● **The request**:
Will you transcribe the entries that follow, exactly and in full?

─── Recorded information

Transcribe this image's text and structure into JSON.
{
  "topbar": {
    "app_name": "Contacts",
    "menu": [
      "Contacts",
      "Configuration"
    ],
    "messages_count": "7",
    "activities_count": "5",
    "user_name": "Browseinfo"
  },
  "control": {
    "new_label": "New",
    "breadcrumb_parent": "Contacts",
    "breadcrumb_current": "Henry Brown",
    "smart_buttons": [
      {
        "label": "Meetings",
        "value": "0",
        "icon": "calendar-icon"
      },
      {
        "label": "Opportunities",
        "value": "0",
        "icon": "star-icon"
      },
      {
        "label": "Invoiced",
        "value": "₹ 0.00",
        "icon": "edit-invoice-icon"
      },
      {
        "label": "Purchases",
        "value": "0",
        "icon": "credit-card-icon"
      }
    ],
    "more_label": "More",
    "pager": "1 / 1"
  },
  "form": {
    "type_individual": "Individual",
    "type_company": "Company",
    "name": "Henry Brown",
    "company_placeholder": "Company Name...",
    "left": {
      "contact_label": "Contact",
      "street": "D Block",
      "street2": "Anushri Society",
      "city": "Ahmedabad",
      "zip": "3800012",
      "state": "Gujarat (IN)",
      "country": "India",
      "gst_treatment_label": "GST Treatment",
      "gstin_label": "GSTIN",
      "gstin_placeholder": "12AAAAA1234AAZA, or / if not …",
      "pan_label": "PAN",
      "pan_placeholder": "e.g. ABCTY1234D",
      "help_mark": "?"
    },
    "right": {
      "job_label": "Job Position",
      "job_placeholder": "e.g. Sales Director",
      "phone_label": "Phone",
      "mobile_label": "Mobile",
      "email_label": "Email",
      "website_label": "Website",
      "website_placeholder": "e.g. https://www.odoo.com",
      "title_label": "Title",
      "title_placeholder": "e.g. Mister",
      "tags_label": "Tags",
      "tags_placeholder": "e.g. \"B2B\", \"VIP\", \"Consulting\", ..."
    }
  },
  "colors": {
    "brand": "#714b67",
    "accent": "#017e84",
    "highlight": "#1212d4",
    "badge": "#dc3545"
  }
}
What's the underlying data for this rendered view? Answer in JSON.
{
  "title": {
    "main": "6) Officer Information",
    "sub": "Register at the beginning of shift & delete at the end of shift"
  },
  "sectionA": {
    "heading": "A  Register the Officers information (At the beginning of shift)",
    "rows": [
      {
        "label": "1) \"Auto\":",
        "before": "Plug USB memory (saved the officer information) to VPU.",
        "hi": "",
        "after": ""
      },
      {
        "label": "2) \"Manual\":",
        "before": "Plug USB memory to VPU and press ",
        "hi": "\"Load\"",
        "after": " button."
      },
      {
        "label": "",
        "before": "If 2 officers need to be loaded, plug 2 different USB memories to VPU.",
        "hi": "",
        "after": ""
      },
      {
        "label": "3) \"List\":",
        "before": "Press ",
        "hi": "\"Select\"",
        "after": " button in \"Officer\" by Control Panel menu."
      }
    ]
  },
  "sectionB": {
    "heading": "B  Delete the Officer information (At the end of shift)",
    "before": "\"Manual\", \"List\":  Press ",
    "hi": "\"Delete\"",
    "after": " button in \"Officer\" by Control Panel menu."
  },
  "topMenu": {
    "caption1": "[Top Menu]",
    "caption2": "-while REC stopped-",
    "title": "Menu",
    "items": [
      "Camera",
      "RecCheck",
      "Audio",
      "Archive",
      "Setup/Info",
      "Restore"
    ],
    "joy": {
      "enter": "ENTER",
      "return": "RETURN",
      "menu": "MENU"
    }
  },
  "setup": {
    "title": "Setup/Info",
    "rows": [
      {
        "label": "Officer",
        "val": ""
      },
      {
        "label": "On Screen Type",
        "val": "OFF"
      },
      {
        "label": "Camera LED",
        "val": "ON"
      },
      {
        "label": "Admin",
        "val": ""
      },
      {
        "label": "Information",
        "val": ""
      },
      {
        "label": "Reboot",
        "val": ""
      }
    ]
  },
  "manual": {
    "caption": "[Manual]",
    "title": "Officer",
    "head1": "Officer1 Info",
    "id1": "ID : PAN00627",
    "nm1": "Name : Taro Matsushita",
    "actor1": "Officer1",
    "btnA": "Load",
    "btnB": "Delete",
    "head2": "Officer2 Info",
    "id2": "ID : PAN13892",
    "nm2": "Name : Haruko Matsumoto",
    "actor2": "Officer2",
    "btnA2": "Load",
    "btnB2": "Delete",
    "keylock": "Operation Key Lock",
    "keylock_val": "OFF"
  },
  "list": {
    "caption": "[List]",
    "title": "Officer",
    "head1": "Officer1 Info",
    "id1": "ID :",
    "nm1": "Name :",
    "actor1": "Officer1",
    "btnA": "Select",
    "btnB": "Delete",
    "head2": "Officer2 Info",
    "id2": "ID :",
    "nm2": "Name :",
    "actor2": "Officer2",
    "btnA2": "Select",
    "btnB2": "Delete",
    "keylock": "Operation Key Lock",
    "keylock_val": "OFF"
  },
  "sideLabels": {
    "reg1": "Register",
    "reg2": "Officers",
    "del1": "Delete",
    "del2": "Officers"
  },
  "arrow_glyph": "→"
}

──────

● **The solution**:
Transcribe this image's text and structure into JSON.
{
  "topbar": {
    "app_name": "Contacts",
    "menu": [
      "Contacts",
      "Configuration"
    ],
    "messages_count": "7",
    "activities_count": "5",
    "user_name": "Browseinfo"
  },
  "control": {
    "new_label": "New",
    "breadcrumb_parent": "Contacts",
    "breadcrumb_current": "Henry Brown",
    "smart_buttons": [
      {
        "label": "Meetings",
        "value": "0",
        "icon": "calendar-icon"
      },
      {
        "label": "Opportunities",
        "value": "0",
        "icon": "star-icon"
      },
      {
        "label": "Invoiced",
        "value": "₹ 0.00",
        "icon": "edit-invoice-icon"
      },
      {
        "label": "Purchases",
        "value": "0",
        "icon": "credit-card-icon"
      }
    ],
    "more_label": "More",
    "pager": "1 / 1"
  },
  "form": {
    "type_individual": "Individual",
    "type_company": "Company",
    "name": "Henry Brown",
    "company_placeholder": "Company Name...",
    "left": {
      "contact_label": "Contact",
      "street": "D Block",
      "street2": "Anushri Society",
      "city": "Ahmedabad",
      "zip": "3800012",
      "state": "Gujarat (IN)",
      "country": "India",
      "gst_treatment_label": "GST Treatment",
      "gstin_label": "GSTIN",
      "gstin_placeholder": "12AAAAA1234AAZA, or / if not …",
      "pan_label": "PAN",
      "pan_placeholder": "e.g. ABCTY1234D",
      "help_mark": "?"
    },
    "right": {
      "job_label": "Job Position",
      "job_placeholder": "e.g. Sales Director",
      "phone_label": "Phone",
      "mobile_label": "Mobile",
      "email_label": "Email",
      "website_label": "Website",
      "website_placeholder": "e.g. https://www.odoo.com",
      "title_label": "Title",
      "title_placeholder": "e.g. Mister",
      "tags_label": "Tags",
      "tags_placeholder": "e.g. \"B2B\", \"VIP\", \"Consulting\", ..."
    }
  },
  "colors": {
    "brand": "#714b67",
    "accent": "#017e84",
    "highlight": "#1212d4",
    "badge": "#dc3545"
  }
}
What's the underlying data for this rendered view? Answer in JSON.
{
  "title": {
    "main": "6) Officer Information",
    "sub": "Register at the beginning of shift & delete at the end of shift"
  },
  "sectionA": {
    "heading": "A  Register the Officers information (At the beginning of shift)",
    "rows": [
      {
        "label": "1) \"Auto\":",
        "before": "Plug USB memory (saved the officer information) to VPU.",
        "hi": "",
        "after": ""
      },
      {
        "label": "2) \"Manual\":",
        "before": "Plug USB memory to VPU and press ",
        "hi": "\"Load\"",
        "after": " button."
      },
      {
        "label": "",
        "before": "If 2 officers need to be loaded, plug 2 different USB memories to VPU.",
        "hi": "",
        "after": ""
      },
      {
        "label": "3) \"List\":",
        "before": "Press ",
        "hi": "\"Select\"",
        "after": " button in \"Officer\" by Control Panel menu."
      }
    ]
  },
  "sectionB": {
    "heading": "B  Delete the Officer information (At the end of shift)",
    "before": "\"Manual\", \"List\":  Press ",
    "hi": "\"Delete\"",
    "after": " button in \"Officer\" by Control Panel menu."
  },
  "topMenu": {
    "caption1": "[Top Menu]",
    "caption2": "-while REC stopped-",
    "title": "Menu",
    "items": [
      "Camera",
      "RecCheck",
      "Audio",
      "Archive",
      "Setup/Info",
      "Restore"
    ],
    "joy": {
      "enter": "ENTER",
      "return": "RETURN",
      "menu": "MENU"
    }
  },
  "setup": {
    "title": "Setup/Info",
    "rows": [
      {
        "label": "Officer",
        "val": ""
      },
      {
        "label": "On Screen Type",
        "val": "OFF"
      },
      {
        "label": "Camera LED",
        "val": "ON"
      },
      {
        "label": "Admin",
        "val": ""
      },
      {
        "label": "Information",
        "val": ""
      },
      {
        "label": "Reboot",
        "val": ""
      }
    ]
  },
  "manual": {
    "caption": "[Manual]",
    "title": "Officer",
    "head1": "Officer1 Info",
    "id1": "ID : PAN00627",
    "nm1": "Name : Taro Matsushita",
    "actor1": "Officer1",
    "btnA": "Load",
    "btnB": "Delete",
    "head2": "Officer2 Info",
    "id2": "ID : PAN13892",
    "nm2": "Name : Haruko Matsumoto",
    "actor2": "Officer2",
    "btnA2": "Load",
    "btnB2": "Delete",
    "keylock": "Operation Key Lock",
    "keylock_val": "OFF"
  },
  "list": {
    "caption": "[List]",
    "title": "Officer",
    "head1": "Officer1 Info",
    "id1": "ID :",
    "nm1": "Name :",
    "actor1": "Officer1",
    "btnA": "Select",
    "btnB": "Delete",
    "head2": "Officer2 Info",
    "id2": "ID :",
    "nm2": "Name :",
    "actor2": "Officer2",
    "btnA2": "Select",
    "btnB2": "Delete",
    "keylock": "Operation Key Lock",
    "keylock_val": "OFF"
  },
  "sideLabels": {
    "reg1": "Register",
    "reg2": "Officers",
    "del1": "Delete",
    "del2": "Officers"
  },
  "arrow_glyph": "→"
}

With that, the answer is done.